Aufgaben
(a) Beantworten Sie anhand des Textes zur Surrealismus-Ausstellung die folgenden Fragen:
(i) Welches Werk beschließt die Ausstellung?
(ii) Welche drei Formen und Prinzipien in Picassos Bildern sind laut Werner Spies nur mit den Kategorien des Surrealismus zu fassen?
(iii) In welcher Straße befand sich Bretons Atelier?
(b) Schreiben Sie aus dem Text zur Surrealismus-Ausstellung den Abschnitt ab, der mit den Worten „Das wie in einem“ beginnt und mit „ihr Ende an.“ endet.
(c) Erklären Sie in ein bis drei Sätzen anhand des Textes zur Surrealismus-Ausstellung, weshalb Bretons Atelierwand „Arche Noah“ wie ein früher Abschied vom Eurozentrismus wirkt.

Quelle
..............................
Das Objekt bricht erst spät in die Welt der Surrealisten ein. Der große Bastler Pablo Picasso, der sich zuvor schon malend dem Thema gestellt hat, gibt der Bewegung zugleich taktile Sinnlichkeit wie konvulsivische Schönheit. Werner Spies betont hier durch eine geschickte Ausstellungsarchitektur, die visuelle Bezüge zulässt, die wechselseitige Befruchtung zwischen dem Einzelgänger Picasso und der kollektiv organisierten surrealistischen Freundschaftsmaschinerie: „Die Surrealisten faszinierte an ihm das Magische seiner Kunst, nicht das Formalistische. Sie nahmen zum Beispiel die ‚Demoiselles d’Avignon‘ und ihre Bezüge zur afrikanischen Kunst als außereuropäischen, geradezu kannibalischen Schock wahr. In Picassos Bildern wiederum finden Formen und Prinzipien Eingang, die nur mit den Kategorien des Surrealismus zu fassen sind: Verzerrungen, Geschwindigkeit, Hysterie.“

André Bretons Atelierwand „Arche Noah“, die zum ersten und wohl auch zum letzten Mal das Centre Pompidou verlassen durfte, beschließt die Ausstellung.

Das wie in einem Setzkasten angeordnete Sammelsurium ethnografischer Objekte der Hopi- und Navajo-Indianer, von afrikanischem Kriegsgerät und Schmuck der Eskimos wirkt vor dem Hintergrund der laufenden „documenta“ wie ein früher Abschied vom Eurozentrismus. Vor allem aber dokumentiert die riesige Wandvitrine aus Bretons Atelier in der Rue Fontaine die profunde Breite und Tiefe der Bezüge, aus denen die Mitglieder der surrealistischen Bewegung schöpften, und sie deutet zugleich ihr Ende an.
..............................
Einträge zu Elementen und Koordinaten
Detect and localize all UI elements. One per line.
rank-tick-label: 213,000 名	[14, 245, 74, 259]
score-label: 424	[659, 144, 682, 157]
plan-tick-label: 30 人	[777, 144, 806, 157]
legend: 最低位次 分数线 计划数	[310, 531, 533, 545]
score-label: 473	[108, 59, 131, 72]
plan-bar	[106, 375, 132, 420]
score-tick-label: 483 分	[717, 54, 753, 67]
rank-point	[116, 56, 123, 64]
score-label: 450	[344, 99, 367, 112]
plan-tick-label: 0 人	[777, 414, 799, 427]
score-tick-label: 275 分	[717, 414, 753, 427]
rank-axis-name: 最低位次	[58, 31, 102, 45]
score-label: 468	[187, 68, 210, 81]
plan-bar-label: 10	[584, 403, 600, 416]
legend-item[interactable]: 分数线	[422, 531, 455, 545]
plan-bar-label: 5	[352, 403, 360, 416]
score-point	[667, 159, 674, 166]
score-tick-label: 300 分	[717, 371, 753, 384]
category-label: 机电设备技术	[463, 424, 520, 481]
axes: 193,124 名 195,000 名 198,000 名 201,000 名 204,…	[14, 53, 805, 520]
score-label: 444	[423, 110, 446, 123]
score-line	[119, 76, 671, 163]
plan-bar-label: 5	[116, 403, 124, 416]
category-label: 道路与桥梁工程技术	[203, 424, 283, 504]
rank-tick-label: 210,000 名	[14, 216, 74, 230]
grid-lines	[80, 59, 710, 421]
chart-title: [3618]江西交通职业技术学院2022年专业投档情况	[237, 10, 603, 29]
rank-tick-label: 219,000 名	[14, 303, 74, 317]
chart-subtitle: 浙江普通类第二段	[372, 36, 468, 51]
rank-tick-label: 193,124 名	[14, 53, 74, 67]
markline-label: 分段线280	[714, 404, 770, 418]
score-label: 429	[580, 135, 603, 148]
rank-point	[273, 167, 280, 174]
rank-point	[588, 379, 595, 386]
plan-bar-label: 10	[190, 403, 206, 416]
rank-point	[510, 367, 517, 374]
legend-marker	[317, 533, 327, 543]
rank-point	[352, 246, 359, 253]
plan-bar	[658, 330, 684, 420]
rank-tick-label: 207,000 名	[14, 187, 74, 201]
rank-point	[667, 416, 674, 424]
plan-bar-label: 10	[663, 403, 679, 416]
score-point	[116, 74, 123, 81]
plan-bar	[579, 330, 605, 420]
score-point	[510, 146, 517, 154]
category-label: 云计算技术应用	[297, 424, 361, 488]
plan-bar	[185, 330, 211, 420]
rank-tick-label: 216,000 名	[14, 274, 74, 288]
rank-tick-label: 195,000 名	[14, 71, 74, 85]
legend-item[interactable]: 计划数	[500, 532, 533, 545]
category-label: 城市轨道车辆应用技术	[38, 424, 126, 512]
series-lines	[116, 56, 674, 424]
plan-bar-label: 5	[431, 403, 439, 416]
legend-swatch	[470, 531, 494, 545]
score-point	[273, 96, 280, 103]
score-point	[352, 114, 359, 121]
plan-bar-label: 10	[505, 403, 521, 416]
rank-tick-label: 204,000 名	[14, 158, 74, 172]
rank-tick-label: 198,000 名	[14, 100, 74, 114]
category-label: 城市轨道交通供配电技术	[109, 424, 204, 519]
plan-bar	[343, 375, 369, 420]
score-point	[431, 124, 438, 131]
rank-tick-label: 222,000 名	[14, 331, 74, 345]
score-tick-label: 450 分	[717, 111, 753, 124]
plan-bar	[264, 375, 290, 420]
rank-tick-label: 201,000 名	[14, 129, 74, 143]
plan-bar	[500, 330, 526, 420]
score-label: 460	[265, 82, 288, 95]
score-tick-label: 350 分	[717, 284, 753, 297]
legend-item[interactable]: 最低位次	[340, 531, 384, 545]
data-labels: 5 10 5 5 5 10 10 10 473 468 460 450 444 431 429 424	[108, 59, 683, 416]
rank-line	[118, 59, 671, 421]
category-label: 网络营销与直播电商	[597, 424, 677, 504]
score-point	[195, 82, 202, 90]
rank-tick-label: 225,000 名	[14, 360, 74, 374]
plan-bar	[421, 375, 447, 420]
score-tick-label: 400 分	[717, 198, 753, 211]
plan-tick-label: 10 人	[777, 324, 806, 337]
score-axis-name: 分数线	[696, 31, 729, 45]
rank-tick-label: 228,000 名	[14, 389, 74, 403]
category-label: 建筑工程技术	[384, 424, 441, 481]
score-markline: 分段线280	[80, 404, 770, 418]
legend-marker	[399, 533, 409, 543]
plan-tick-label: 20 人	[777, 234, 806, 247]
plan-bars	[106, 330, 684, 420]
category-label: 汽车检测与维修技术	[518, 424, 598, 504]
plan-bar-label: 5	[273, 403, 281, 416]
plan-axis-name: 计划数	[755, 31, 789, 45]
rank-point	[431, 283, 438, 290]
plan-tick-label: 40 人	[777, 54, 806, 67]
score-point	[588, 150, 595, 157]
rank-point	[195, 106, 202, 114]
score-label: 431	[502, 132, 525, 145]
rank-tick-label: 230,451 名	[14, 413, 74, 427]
..............................
Lösungen
(a)
(i) André Bretons Atelierwand „Arche Noah“
(ii) Verzerrungen, Geschwindigkeit, Hysterie
(iii) In der Rue Fontaine

(b)
Das wie in einem Setzkasten angeordnete Sammelsurium ethnografischer Objekte der Hopi- und Navajo-Indianer, von afrikanischem Kriegsgerät und Schmuck der Eskimos wirkt vor dem Hintergrund der laufenden „documenta“ wie ein früher Abschied vom Eurozentrismus. Vor allem aber dokumentiert die riesige Wandvitrine aus Bretons Atelier in der Rue Fontaine die profunde Breite und Tiefe der Bezüge, aus denen die Mitglieder der surrealistischen Bewegung schöpften, und sie deutet zugleich ihr Ende an.

(c) In der Wandvitrine sind wie in einem Setzkasten ethnografische Objekte der Hopi- und Navajo-Indianer, afrikanisches Kriegsgerät und Schmuck der Eskimos angeordnet. Vor dem Hintergrund der laufenden „documenta“ wirkt dieses Sammelsurium deshalb wie ein früher Abschied vom Eurozentrismus.